──────── Exercise passage ────────

Using Tocophersolan for Drug Delivery

January 2, 2015
Yves Robin

Pharmaceutical Technology, Pharmaceutical Technology-01-02-2015, Volume 39, Issue 1

Tocophersolan or TPGS was developed 60 years ago as a water-soluble form of vitamin E. The author gives an overview of TPGS, including its interesting properties, examples found in the literature, and a brief summary of the regulatory status and marketed formulations.


Tocophersolan or d-α-tocopheryl polyethylene glycol succinate (TPGS) was developed 60 years ago as a water-soluble form of vitamin E. Its surfactant properties triggered the interest of drug formulation developers before it steadily moved into the toolbox of pharmaceutical drug-delivery innovators. The author gives an overview of TPGS, including its interesting properties, examples found in the literature, and a brief summary of the regulatory status and marketed formulations.

Pharmaceutical drug innovation is schematically based either on new entities or new drug solutions. The research activity of the pharmaceutical industry in the past focused on creating novel bioactive molecules, which has produced a huge number of chemical entities. The race to develop new chemical entities (NCE), however, has become more challenging and less successful. The current strategy of pharmaceutical companies has been adjusted and, consequently, a part of the innovation effort has now switched from finding new entities to optimizing drug delivery. Drug release innovation is either focused on improving the efficacy of an existing drug substance (i.e., benefit of a new drug-delivery technology) or re-examining NCE candidates that were previously rejected for being poorly soluble. New delivery technologies will likely be increasingly used for NCEs as soon as the use of these technologies becomes more understood.

The major role of a drug-delivery solution is to ensure the right bioavailability (i.e., the right dose at the right time at the right place), which directly depends on solubility and permeability of the active ingredient. Drug delivery innovation intends to care for the comfort of the patient following the therapy, but drug efficiency is the first target in the benefit-risk balance of a new drug product.

──────── Provided material ────────

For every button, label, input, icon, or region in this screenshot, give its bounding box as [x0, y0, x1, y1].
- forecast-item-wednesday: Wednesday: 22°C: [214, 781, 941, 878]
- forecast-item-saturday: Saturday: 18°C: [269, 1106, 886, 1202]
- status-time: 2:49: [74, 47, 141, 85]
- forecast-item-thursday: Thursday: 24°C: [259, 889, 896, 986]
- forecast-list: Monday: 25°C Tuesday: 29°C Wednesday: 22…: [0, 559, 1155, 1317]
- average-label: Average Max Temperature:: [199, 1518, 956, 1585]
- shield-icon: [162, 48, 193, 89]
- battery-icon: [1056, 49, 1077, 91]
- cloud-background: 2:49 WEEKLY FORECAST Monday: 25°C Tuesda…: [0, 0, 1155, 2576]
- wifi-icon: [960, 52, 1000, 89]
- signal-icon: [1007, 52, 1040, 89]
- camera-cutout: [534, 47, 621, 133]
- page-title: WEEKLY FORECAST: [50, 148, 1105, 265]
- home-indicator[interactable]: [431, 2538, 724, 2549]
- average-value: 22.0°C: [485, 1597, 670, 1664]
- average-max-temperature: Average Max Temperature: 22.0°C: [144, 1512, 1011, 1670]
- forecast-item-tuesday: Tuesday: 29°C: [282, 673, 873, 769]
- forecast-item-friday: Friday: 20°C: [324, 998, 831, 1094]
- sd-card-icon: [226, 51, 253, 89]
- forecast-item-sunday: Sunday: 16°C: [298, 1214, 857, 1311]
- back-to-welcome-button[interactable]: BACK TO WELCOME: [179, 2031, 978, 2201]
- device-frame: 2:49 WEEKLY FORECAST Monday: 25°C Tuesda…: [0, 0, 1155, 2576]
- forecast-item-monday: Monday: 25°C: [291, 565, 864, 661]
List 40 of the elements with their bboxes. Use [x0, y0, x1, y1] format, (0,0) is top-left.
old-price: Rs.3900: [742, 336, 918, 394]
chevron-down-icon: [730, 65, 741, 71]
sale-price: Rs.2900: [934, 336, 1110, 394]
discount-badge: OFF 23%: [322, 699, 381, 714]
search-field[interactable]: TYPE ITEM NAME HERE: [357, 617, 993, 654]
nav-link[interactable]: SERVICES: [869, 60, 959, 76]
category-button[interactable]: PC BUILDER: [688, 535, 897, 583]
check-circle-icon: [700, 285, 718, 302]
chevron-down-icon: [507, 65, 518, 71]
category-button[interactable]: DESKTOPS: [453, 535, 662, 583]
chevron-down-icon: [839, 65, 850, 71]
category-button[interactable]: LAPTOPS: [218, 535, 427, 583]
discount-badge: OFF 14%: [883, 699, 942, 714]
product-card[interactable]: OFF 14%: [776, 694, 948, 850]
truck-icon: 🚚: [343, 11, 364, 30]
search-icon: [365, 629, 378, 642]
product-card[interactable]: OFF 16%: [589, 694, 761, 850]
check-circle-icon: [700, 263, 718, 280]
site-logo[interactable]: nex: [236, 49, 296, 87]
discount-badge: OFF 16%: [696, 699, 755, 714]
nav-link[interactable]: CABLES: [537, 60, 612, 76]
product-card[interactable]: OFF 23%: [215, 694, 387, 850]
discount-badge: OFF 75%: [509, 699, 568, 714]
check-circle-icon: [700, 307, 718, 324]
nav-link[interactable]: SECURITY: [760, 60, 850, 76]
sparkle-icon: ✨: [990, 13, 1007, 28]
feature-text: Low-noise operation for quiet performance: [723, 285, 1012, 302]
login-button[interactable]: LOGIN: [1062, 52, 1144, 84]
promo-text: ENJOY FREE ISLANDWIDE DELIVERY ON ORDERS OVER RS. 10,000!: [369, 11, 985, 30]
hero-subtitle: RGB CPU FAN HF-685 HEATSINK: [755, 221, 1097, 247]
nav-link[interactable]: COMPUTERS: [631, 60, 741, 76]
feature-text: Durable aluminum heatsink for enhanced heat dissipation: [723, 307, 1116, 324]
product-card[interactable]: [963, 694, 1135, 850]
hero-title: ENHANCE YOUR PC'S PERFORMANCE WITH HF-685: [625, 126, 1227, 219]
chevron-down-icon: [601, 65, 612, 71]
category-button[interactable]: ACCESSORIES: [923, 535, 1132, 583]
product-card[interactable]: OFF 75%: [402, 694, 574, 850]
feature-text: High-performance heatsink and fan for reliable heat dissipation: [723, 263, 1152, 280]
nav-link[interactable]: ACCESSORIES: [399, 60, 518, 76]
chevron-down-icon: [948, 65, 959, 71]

────────

* What needs to be done
According to the article on tocophersolan, what was TPGS developed as 60 years ago?

* Response for this exercise
A water-soluble form of vitamin E.